_What the exercise asks_: Will you output the entries below exactly, skipping every image they contain?

_Stored records_:
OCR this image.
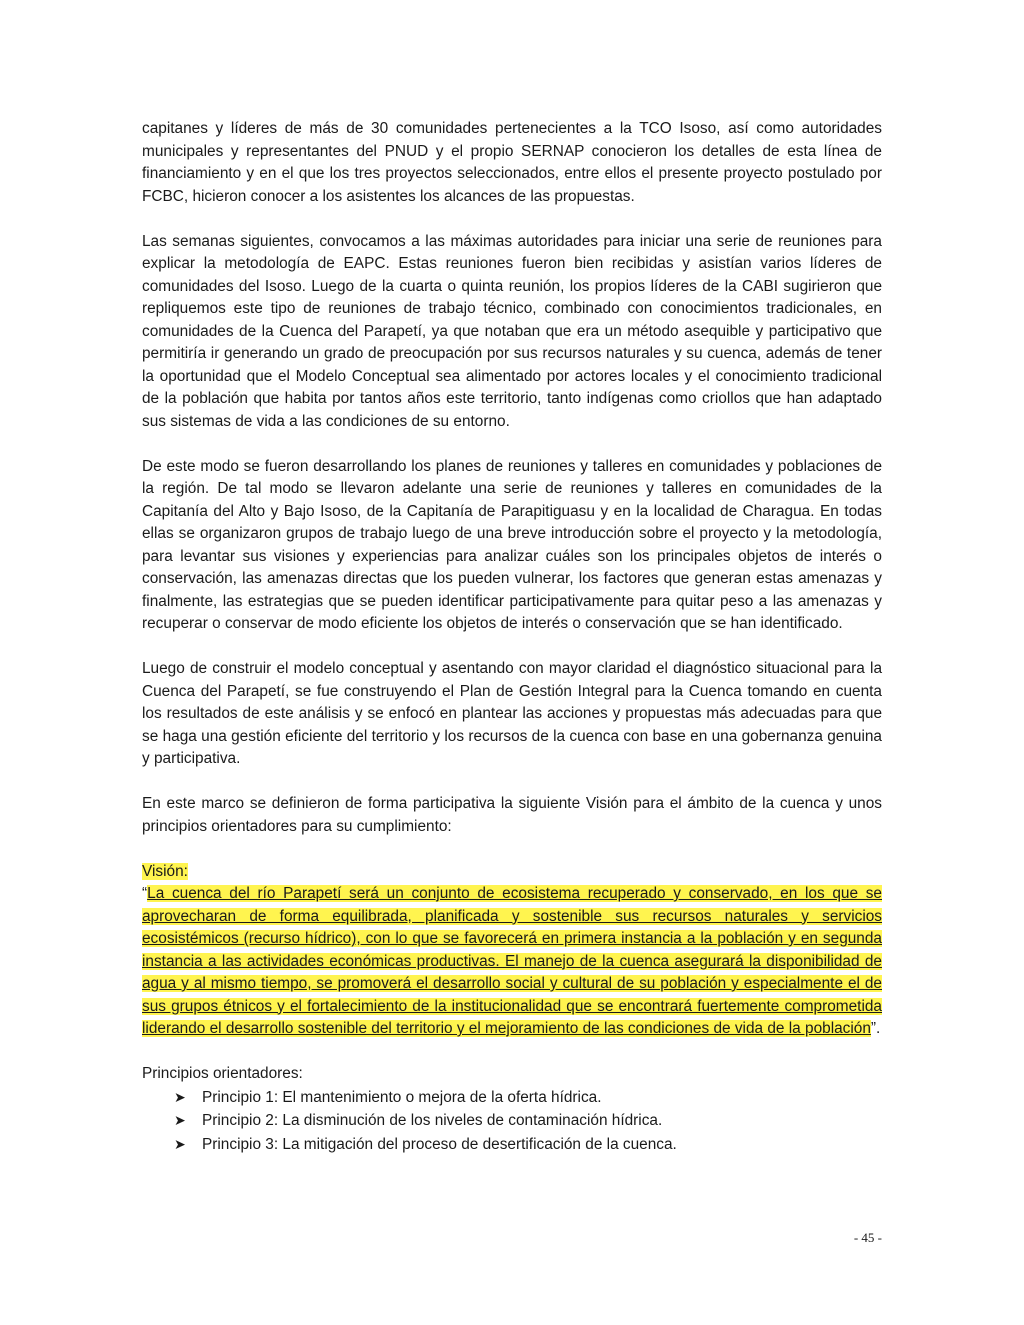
capitanes y líderes de más de 30 comunidades pertenecientes a la TCO Isoso, así como autoridades municipales y representantes del PNUD y el propio SERNAP conocieron los detalles de esta línea de financiamiento y en el que los tres proyectos seleccionados, entre ellos el presente proyecto postulado por FCBC, hicieron conocer a los asistentes los alcances de las propuestas.

Las semanas siguientes, convocamos a las máximas autoridades para iniciar una serie de reuniones para explicar la metodología de EAPC. Estas reuniones fueron bien recibidas y asistían varios líderes de comunidades del Isoso. Luego de la cuarta o quinta reunión, los propios líderes de la CABI sugirieron que repliquemos este tipo de reuniones de trabajo técnico, combinado con conocimientos tradicionales, en comunidades de la Cuenca del Parapetí, ya que notaban que era un método asequible y participativo que permitiría ir generando un grado de preocupación por sus recursos naturales y su cuenca, además de tener la oportunidad que el Modelo Conceptual sea alimentado por actores locales y el conocimiento tradicional de la población que habita por tantos años este territorio, tanto indígenas como criollos que han adaptado sus sistemas de vida a las condiciones de su entorno.

De este modo se fueron desarrollando los planes de reuniones y talleres en comunidades y poblaciones de la región. De tal modo se llevaron adelante una serie de reuniones y talleres en comunidades de la Capitanía del Alto y Bajo Isoso, de la Capitanía de Parapitiguasu y en la localidad de Charagua. En todas ellas se organizaron grupos de trabajo luego de una breve introducción sobre el proyecto y la metodología, para levantar sus visiones y experiencias para analizar cuáles son los principales objetos de interés o conservación, las amenazas directas que los pueden vulnerar, los factores que generan estas amenazas y finalmente, las estrategias que se pueden identificar participativamente para quitar peso a las amenazas y recuperar o conservar de modo eficiente los objetos de interés o conservación que se han identificado.

Luego de construir el modelo conceptual y asentando con mayor claridad el diagnóstico situacional para la Cuenca del Parapetí, se fue construyendo el Plan de Gestión Integral para la Cuenca tomando en cuenta los resultados de este análisis y se enfocó en plantear las acciones y propuestas más adecuadas para que se haga una gestión eficiente del territorio y los recursos de la cuenca con base en una gobernanza genuina y participativa.

En este marco se definieron de forma participativa la siguiente Visión para el ámbito de la cuenca y unos principios orientadores para su cumplimiento:

Visión:

“La cuenca del río Parapetí será un conjunto de ecosistema recuperado y conservado, en los que se aprovecharan de forma equilibrada, planificada y sostenible sus recursos naturales y servicios ecosistémicos (recurso hídrico), con lo que se favorecerá en primera instancia a la población y en segunda instancia a las actividades económicas productivas. El manejo de la cuenca asegurará la disponibilidad de agua y al mismo tiempo, se promoverá el desarrollo social y cultural de su población y especialmente el de sus grupos étnicos y el fortalecimiento de la institucionalidad que se encontrará fuertemente comprometida liderando el desarrollo sostenible del territorio y el mejoramiento de las condiciones de vida de la población”.

Principios orientadores:

➤	Principio 1: El mantenimiento o mejora de la oferta hídrica.
➤	Principio 2: La disminución de los niveles de contaminación hídrica.
➤	Principio 3: La mitigación del proceso de desertificación de la cuenca.
- 45 -
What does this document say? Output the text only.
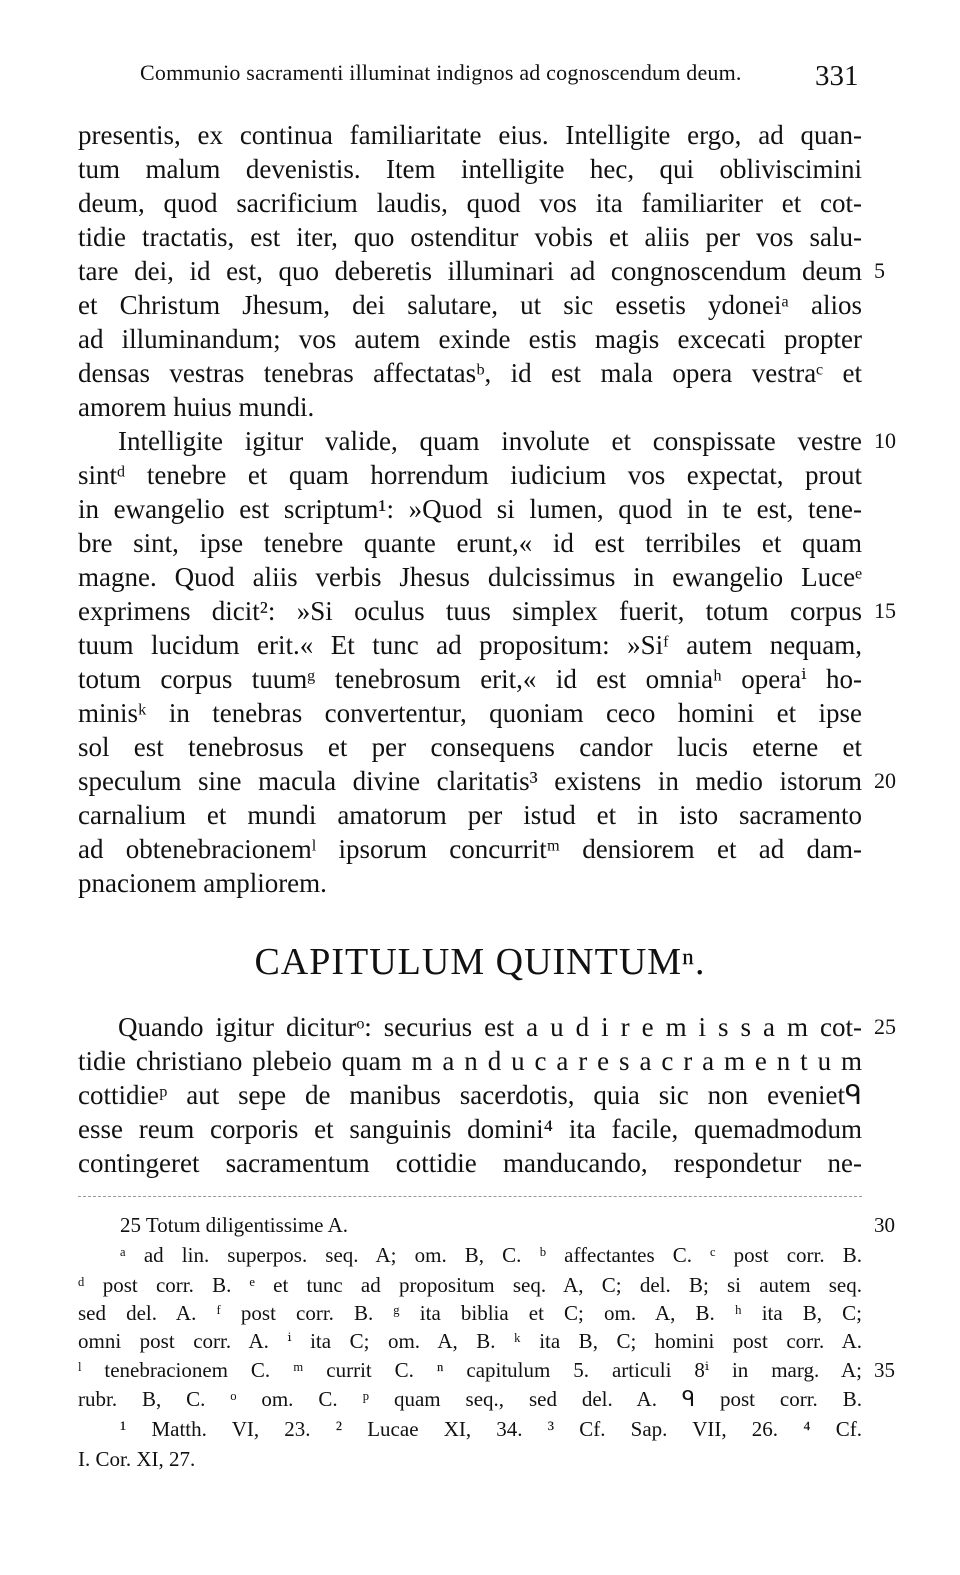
Communio sacramenti illuminat indignos ad cognoscendum deum.	331
presentis, ex continua familiaritate eius. Intelligite ergo, ad quan-
tum malum devenistis. Item intelligite hec, qui obliviscimini
deum, quod sacrificium laudis, quod vos ita familiariter et cot-
tidie tractatis, est iter, quo ostenditur vobis et aliis per vos salu-
tare dei, id est, quo deberetis illuminari ad congnoscendum deum
et Christum Jhesum, dei salutare, ut sic essetis ydoneiᵃ alios
ad illuminandum; vos autem exinde estis magis excecati propter
densas vestras tenebras affectatasᵇ, id est mala opera vestraᶜ et
amorem huius mundi.
Intelligite igitur valide, quam involute et conspissate vestre
sintᵈ tenebre et quam horrendum iudicium vos expectat, prout
in ewangelio est scriptum¹: »Quod si lumen, quod in te est, tene-
bre sint, ipse tenebre quante erunt,« id est terribiles et quam
magne. Quod aliis verbis Jhesus dulcissimus in ewangelio Luceᵉ
exprimens dicit²: »Si oculus tuus simplex fuerit, totum corpus
tuum lucidum erit.« Et tunc ad propositum: »Siᶠ autem nequam,
totum corpus tuumᵍ tenebrosum erit,« id est omniaʰ operaⁱ ho-
minisᵏ in tenebras convertentur, quoniam ceco homini et ipse
sol est tenebrosus et per consequens candor lucis eterne et
speculum sine macula divine claritatis³ existens in medio istorum
carnalium et mundi amatorum per istud et in isto sacramento
ad obtenebracionemˡ ipsorum concurritᵐ densiorem et ad dam-
pnacionem ampliorem.
5
10
15
20
CAPITULUM QUINTUMⁿ.
Quando igitur diciturᵒ: securius est a u d i r e m i s s a m cot-
tidie christiano plebeio quam m a n d u c a r e s a c r a m e n t u m
cottidieᵖ aut sepe de manibus sacerdotis, quia sic non evenietᑫ
esse reum corporis et sanguinis domini⁴ ita facile, quemadmodum
contingeret sacramentum cottidie manducando, respondetur ne-
25
25 Totum diligentissime A.
ᵃ ad lin. superpos. seq. A; om. B, C. ᵇ affectantes C. ᶜ post corr. B.
ᵈ post corr. B. ᵉ et tunc ad propositum seq. A, C; del. B; si autem seq.
sed del. A. ᶠ post corr. B. ᵍ ita biblia et C; om. A, B. ʰ ita B, C;
omni post corr. A. ⁱ ita C; om. A, B. ᵏ ita B, C; homini post corr. A.
ˡ tenebracionem C. ᵐ currit C. ⁿ capitulum 5. articuli 8ⁱ in marg. A;
rubr. B, C. ᵒ om. C. ᵖ quam seq., sed del. A. ᑫ post corr. B.
¹ Matth. VI, 23. ² Lucae XI, 34. ³ Cf. Sap. VII, 26. ⁴ Cf.
I. Cor. XI, 27.
30
35
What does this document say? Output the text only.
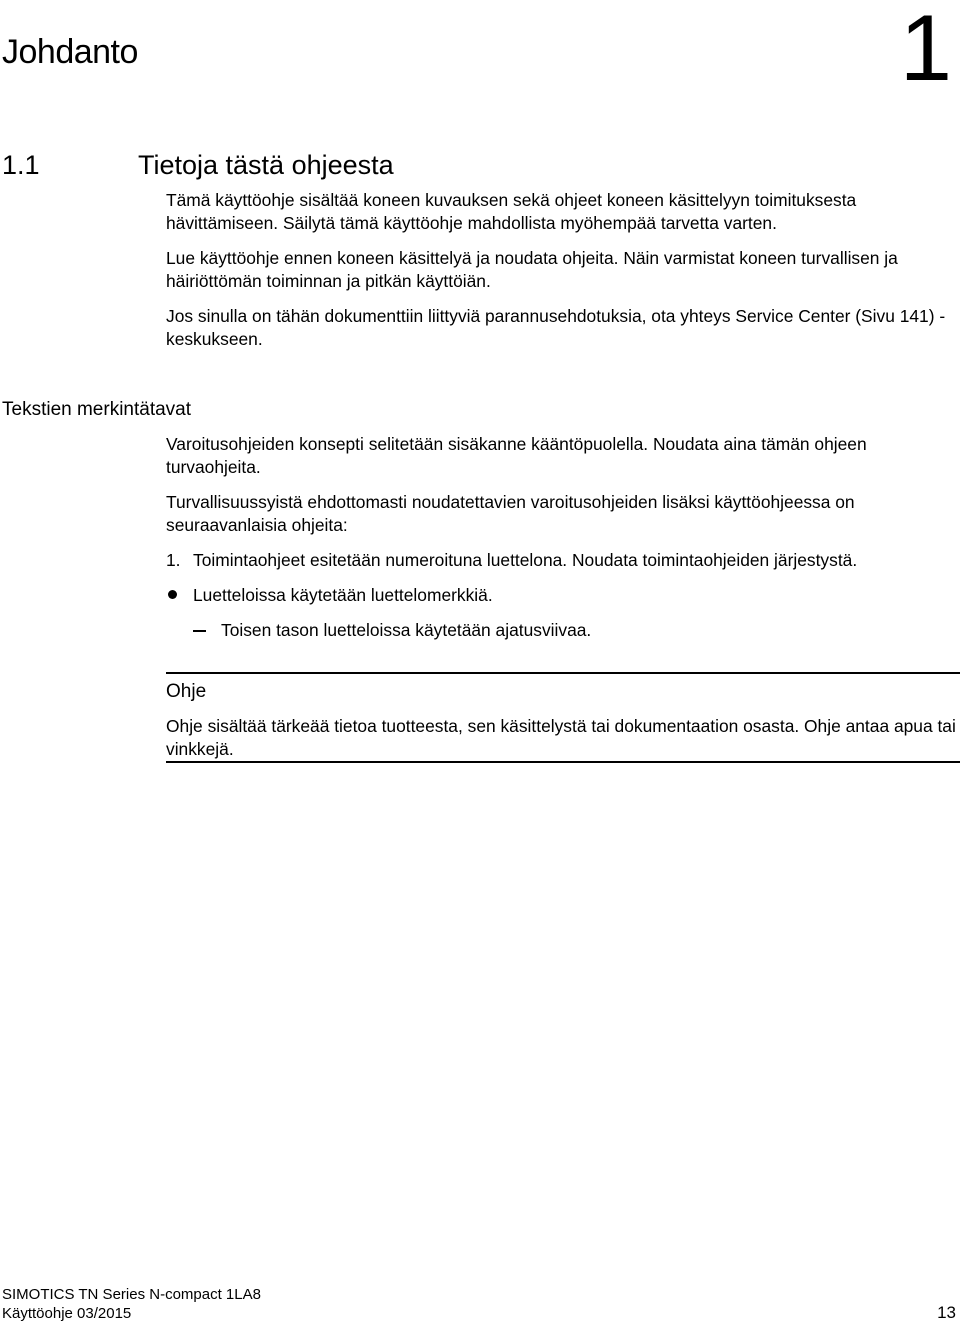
Johdanto	1
1.1	Tietoja tästä ohjeesta

Tämä käyttöohje sisältää koneen kuvauksen sekä ohjeet koneen käsittelyyn toimituksesta hävittämiseen. Säilytä tämä käyttöohje mahdollista myöhempää tarvetta varten.

Lue käyttöohje ennen koneen käsittelyä ja noudata ohjeita. Näin varmistat koneen turvallisen ja häiriöttömän toiminnan ja pitkän käyttöiän.

Jos sinulla on tähän dokumenttiin liittyviä parannusehdotuksia, ota yhteys Service Center (Sivu 141) -keskukseen.

Tekstien merkintätavat

Varoitusohjeiden konsepti selitetään sisäkanne kääntöpuolella. Noudata aina tämän ohjeen turvaohjeita.

Turvallisuussyistä ehdottomasti noudatettavien varoitusohjeiden lisäksi käyttöohjeessa on seuraavanlaisia ohjeita:

1. Toimintaohjeet esitetään numeroituna luettelona. Noudata toimintaohjeiden järjestystä.
Luetteloissa käytetään luettelomerkkiä.
Toisen tason luetteloissa käytetään ajatusviivaa.
Ohje

Ohje sisältää tärkeää tietoa tuotteesta, sen käsittelystä tai dokumentaation osasta. Ohje antaa apua tai vinkkejä.

SIMOTICS TN Series N-compact 1LA8
Käyttöohje 03/2015	13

_The completed task_:
OCR this image.
capitanes y líderes de más de 30 comunidades pertenecientes a la TCO Isoso, así como autoridades municipales y representantes del PNUD y el propio SERNAP conocieron los detalles de esta línea de financiamiento y en el que los tres proyectos seleccionados, entre ellos el presente proyecto postulado por FCBC, hicieron conocer a los asistentes los alcances de las propuestas.

Las semanas siguientes, convocamos a las máximas autoridades para iniciar una serie de reuniones para explicar la metodología de EAPC. Estas reuniones fueron bien recibidas y asistían varios líderes de comunidades del Isoso. Luego de la cuarta o quinta reunión, los propios líderes de la CABI sugirieron que repliquemos este tipo de reuniones de trabajo técnico, combinado con conocimientos tradicionales, en comunidades de la Cuenca del Parapetí, ya que notaban que era un método asequible y participativo que permitiría ir generando un grado de preocupación por sus recursos naturales y su cuenca, además de tener la oportunidad que el Modelo Conceptual sea alimentado por actores locales y el conocimiento tradicional de la población que habita por tantos años este territorio, tanto indígenas como criollos que han adaptado sus sistemas de vida a las condiciones de su entorno.

De este modo se fueron desarrollando los planes de reuniones y talleres en comunidades y poblaciones de la región. De tal modo se llevaron adelante una serie de reuniones y talleres en comunidades de la Capitanía del Alto y Bajo Isoso, de la Capitanía de Parapitiguasu y en la localidad de Charagua. En todas ellas se organizaron grupos de trabajo luego de una breve introducción sobre el proyecto y la metodología, para levantar sus visiones y experiencias para analizar cuáles son los principales objetos de interés o conservación, las amenazas directas que los pueden vulnerar, los factores que generan estas amenazas y finalmente, las estrategias que se pueden identificar participativamente para quitar peso a las amenazas y recuperar o conservar de modo eficiente los objetos de interés o conservación que se han identificado.

Luego de construir el modelo conceptual y asentando con mayor claridad el diagnóstico situacional para la Cuenca del Parapetí, se fue construyendo el Plan de Gestión Integral para la Cuenca tomando en cuenta los resultados de este análisis y se enfocó en plantear las acciones y propuestas más adecuadas para que se haga una gestión eficiente del territorio y los recursos de la cuenca con base en una gobernanza genuina y participativa.

En este marco se definieron de forma participativa la siguiente Visión para el ámbito de la cuenca y unos principios orientadores para su cumplimiento:

Visión:

“La cuenca del río Parapetí será un conjunto de ecosistema recuperado y conservado, en los que se aprovecharan de forma equilibrada, planificada y sostenible sus recursos naturales y servicios ecosistémicos (recurso hídrico), con lo que se favorecerá en primera instancia a la población y en segunda instancia a las actividades económicas productivas. El manejo de la cuenca asegurará la disponibilidad de agua y al mismo tiempo, se promoverá el desarrollo social y cultural de su población y especialmente el de sus grupos étnicos y el fortalecimiento de la institucionalidad que se encontrará fuertemente comprometida liderando el desarrollo sostenible del territorio y el mejoramiento de las condiciones de vida de la población”.

Principios orientadores:

➤	Principio 1: El mantenimiento o mejora de la oferta hídrica.
➤	Principio 2: La disminución de los niveles de contaminación hídrica.
➤	Principio 3: La mitigación del proceso de desertificación de la cuenca.
- 45 -
What does this document say? Output the text only.
Communio sacramenti illuminat indignos ad cognoscendum deum.	331
presentis, ex continua familiaritate eius. Intelligite ergo, ad quan-
tum malum devenistis. Item intelligite hec, qui obliviscimini
deum, quod sacrificium laudis, quod vos ita familiariter et cot-
tidie tractatis, est iter, quo ostenditur vobis et aliis per vos salu-
tare dei, id est, quo deberetis illuminari ad congnoscendum deum
et Christum Jhesum, dei salutare, ut sic essetis ydoneiᵃ alios
ad illuminandum; vos autem exinde estis magis excecati propter
densas vestras tenebras affectatasᵇ, id est mala opera vestraᶜ et
amorem huius mundi.
Intelligite igitur valide, quam involute et conspissate vestre
sintᵈ tenebre et quam horrendum iudicium vos expectat, prout
in ewangelio est scriptum¹: »Quod si lumen, quod in te est, tene-
bre sint, ipse tenebre quante erunt,« id est terribiles et quam
magne. Quod aliis verbis Jhesus dulcissimus in ewangelio Luceᵉ
exprimens dicit²: »Si oculus tuus simplex fuerit, totum corpus
tuum lucidum erit.« Et tunc ad propositum: »Siᶠ autem nequam,
totum corpus tuumᵍ tenebrosum erit,« id est omniaʰ operaⁱ ho-
minisᵏ in tenebras convertentur, quoniam ceco homini et ipse
sol est tenebrosus et per consequens candor lucis eterne et
speculum sine macula divine claritatis³ existens in medio istorum
carnalium et mundi amatorum per istud et in isto sacramento
ad obtenebracionemˡ ipsorum concurritᵐ densiorem et ad dam-
pnacionem ampliorem.
5
10
15
20
CAPITULUM QUINTUMⁿ.
Quando igitur diciturᵒ: securius est a u d i r e m i s s a m cot-
tidie christiano plebeio quam m a n d u c a r e s a c r a m e n t u m
cottidieᵖ aut sepe de manibus sacerdotis, quia sic non evenietᑫ
esse reum corporis et sanguinis domini⁴ ita facile, quemadmodum
contingeret sacramentum cottidie manducando, respondetur ne-
25
25 Totum diligentissime A.
ᵃ ad lin. superpos. seq. A; om. B, C. ᵇ affectantes C. ᶜ post corr. B.
ᵈ post corr. B. ᵉ et tunc ad propositum seq. A, C; del. B; si autem seq.
sed del. A. ᶠ post corr. B. ᵍ ita biblia et C; om. A, B. ʰ ita B, C;
omni post corr. A. ⁱ ita C; om. A, B. ᵏ ita B, C; homini post corr. A.
ˡ tenebracionem C. ᵐ currit C. ⁿ capitulum 5. articuli 8ⁱ in marg. A;
rubr. B, C. ᵒ om. C. ᵖ quam seq., sed del. A. ᑫ post corr. B.
¹ Matth. VI, 23. ² Lucae XI, 34. ³ Cf. Sap. VII, 26. ⁴ Cf.
I. Cor. XI, 27.
30
35
What does this document say? Output the text only.
Johdanto	1
1.1	Tietoja tästä ohjeesta

Tämä käyttöohje sisältää koneen kuvauksen sekä ohjeet koneen käsittelyyn toimituksesta hävittämiseen. Säilytä tämä käyttöohje mahdollista myöhempää tarvetta varten.

Lue käyttöohje ennen koneen käsittelyä ja noudata ohjeita. Näin varmistat koneen turvallisen ja häiriöttömän toiminnan ja pitkän käyttöiän.

Jos sinulla on tähän dokumenttiin liittyviä parannusehdotuksia, ota yhteys Service Center (Sivu 141) -keskukseen.

Tekstien merkintätavat

Varoitusohjeiden konsepti selitetään sisäkanne kääntöpuolella. Noudata aina tämän ohjeen turvaohjeita.

Turvallisuussyistä ehdottomasti noudatettavien varoitusohjeiden lisäksi käyttöohjeessa on seuraavanlaisia ohjeita:

1. Toimintaohjeet esitetään numeroituna luettelona. Noudata toimintaohjeiden järjestystä.
Luetteloissa käytetään luettelomerkkiä.
Toisen tason luetteloissa käytetään ajatusviivaa.
Ohje

Ohje sisältää tärkeää tietoa tuotteesta, sen käsittelystä tai dokumentaation osasta. Ohje antaa apua tai vinkkejä.

SIMOTICS TN Series N-compact 1LA8
Käyttöohje 03/2015	13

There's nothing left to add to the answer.